TASK TO CARRY OUT :: Reproduce the listing that follows with no differences at all.

Part of a data file
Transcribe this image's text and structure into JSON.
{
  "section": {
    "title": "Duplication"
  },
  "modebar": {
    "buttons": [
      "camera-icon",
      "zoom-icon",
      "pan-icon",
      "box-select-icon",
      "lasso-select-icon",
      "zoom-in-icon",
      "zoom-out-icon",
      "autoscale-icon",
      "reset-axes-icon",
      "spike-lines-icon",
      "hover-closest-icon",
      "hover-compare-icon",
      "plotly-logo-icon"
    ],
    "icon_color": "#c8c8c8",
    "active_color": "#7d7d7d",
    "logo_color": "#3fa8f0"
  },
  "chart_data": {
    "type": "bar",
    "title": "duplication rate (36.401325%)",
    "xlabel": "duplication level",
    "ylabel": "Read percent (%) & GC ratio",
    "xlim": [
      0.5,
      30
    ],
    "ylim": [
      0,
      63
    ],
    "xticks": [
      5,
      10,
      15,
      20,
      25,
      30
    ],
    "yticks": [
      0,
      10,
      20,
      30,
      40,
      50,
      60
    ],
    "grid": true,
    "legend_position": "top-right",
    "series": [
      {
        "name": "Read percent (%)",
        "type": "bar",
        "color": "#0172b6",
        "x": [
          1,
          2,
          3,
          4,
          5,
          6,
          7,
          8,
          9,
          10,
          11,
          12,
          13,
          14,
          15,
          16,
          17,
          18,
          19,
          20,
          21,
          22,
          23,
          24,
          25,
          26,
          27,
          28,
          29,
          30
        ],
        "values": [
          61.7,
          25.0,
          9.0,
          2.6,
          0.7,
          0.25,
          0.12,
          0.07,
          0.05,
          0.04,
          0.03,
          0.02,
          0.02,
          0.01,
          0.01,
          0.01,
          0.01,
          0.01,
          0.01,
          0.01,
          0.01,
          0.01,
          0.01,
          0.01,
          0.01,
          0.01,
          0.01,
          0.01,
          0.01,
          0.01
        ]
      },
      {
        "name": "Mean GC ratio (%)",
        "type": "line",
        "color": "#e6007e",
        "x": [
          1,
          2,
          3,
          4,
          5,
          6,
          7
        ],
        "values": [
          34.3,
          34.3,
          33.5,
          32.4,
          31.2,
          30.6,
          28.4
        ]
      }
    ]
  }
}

WRITTEN SOLUTION ::
Transcribe this image's text and structure into JSON.
{
  "section": {
    "title": "Duplication"
  },
  "modebar": {
    "buttons": [
      "camera-icon",
      "zoom-icon",
      "pan-icon",
      "box-select-icon",
      "lasso-select-icon",
      "zoom-in-icon",
      "zoom-out-icon",
      "autoscale-icon",
      "reset-axes-icon",
      "spike-lines-icon",
      "hover-closest-icon",
      "hover-compare-icon",
      "plotly-logo-icon"
    ],
    "icon_color": "#c8c8c8",
    "active_color": "#7d7d7d",
    "logo_color": "#3fa8f0"
  },
  "chart_data": {
    "type": "bar",
    "title": "duplication rate (36.401325%)",
    "xlabel": "duplication level",
    "ylabel": "Read percent (%) & GC ratio",
    "xlim": [
      0.5,
      30
    ],
    "ylim": [
      0,
      63
    ],
    "xticks": [
      5,
      10,
      15,
      20,
      25,
      30
    ],
    "yticks": [
      0,
      10,
      20,
      30,
      40,
      50,
      60
    ],
    "grid": true,
    "legend_position": "top-right",
    "series": [
      {
        "name": "Read percent (%)",
        "type": "bar",
        "color": "#0172b6",
        "x": [
          1,
          2,
          3,
          4,
          5,
          6,
          7,
          8,
          9,
          10,
          11,
          12,
          13,
          14,
          15,
          16,
          17,
          18,
          19,
          20,
          21,
          22,
          23,
          24,
          25,
          26,
          27,
          28,
          29,
          30
        ],
        "values": [
          61.7,
          25.0,
          9.0,
          2.6,
          0.7,
          0.25,
          0.12,
          0.07,
          0.05,
          0.04,
          0.03,
          0.02,
          0.02,
          0.01,
          0.01,
          0.01,
          0.01,
          0.01,
          0.01,
          0.01,
          0.01,
          0.01,
          0.01,
          0.01,
          0.01,
          0.01,
          0.01,
          0.01,
          0.01,
          0.01
        ]
      },
      {
        "name": "Mean GC ratio (%)",
        "type": "line",
        "color": "#e6007e",
        "x": [
          1,
          2,
          3,
          4,
          5,
          6,
          7
        ],
        "values": [
          34.3,
          34.3,
          33.5,
          32.4,
          31.2,
          30.6,
          28.4
        ]
      }
    ]
  }
}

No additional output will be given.